Data entries:
_ _ _
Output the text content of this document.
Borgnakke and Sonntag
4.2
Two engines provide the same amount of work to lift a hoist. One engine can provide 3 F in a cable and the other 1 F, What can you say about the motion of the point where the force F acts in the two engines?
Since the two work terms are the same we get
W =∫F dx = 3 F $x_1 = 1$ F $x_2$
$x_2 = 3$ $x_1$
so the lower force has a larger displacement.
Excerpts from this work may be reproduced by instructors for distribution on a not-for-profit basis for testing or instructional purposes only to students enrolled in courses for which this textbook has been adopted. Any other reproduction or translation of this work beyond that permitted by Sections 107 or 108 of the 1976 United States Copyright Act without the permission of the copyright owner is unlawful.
_ _ _
Show the data once more, exactly as it was written.

» EXERCISE RESPONSE:
Output the text content of this document.
Borgnakke and Sonntag
4.2
Two engines provide the same amount of work to lift a hoist. One engine can provide 3 F in a cable and the other 1 F, What can you say about the motion of the point where the force F acts in the two engines?
Since the two work terms are the same we get
W =∫F dx = 3 F $x_1 = 1$ F $x_2$
$x_2 = 3$ $x_1$
so the lower force has a larger displacement.
Excerpts from this work may be reproduced by instructors for distribution on a not-for-profit basis for testing or instructional purposes only to students enrolled in courses for which this textbook has been adopted. Any other reproduction or translation of this work beyond that permitted by Sections 107 or 108 of the 1976 United States Copyright Act without the permission of the copyright owner is unlawful.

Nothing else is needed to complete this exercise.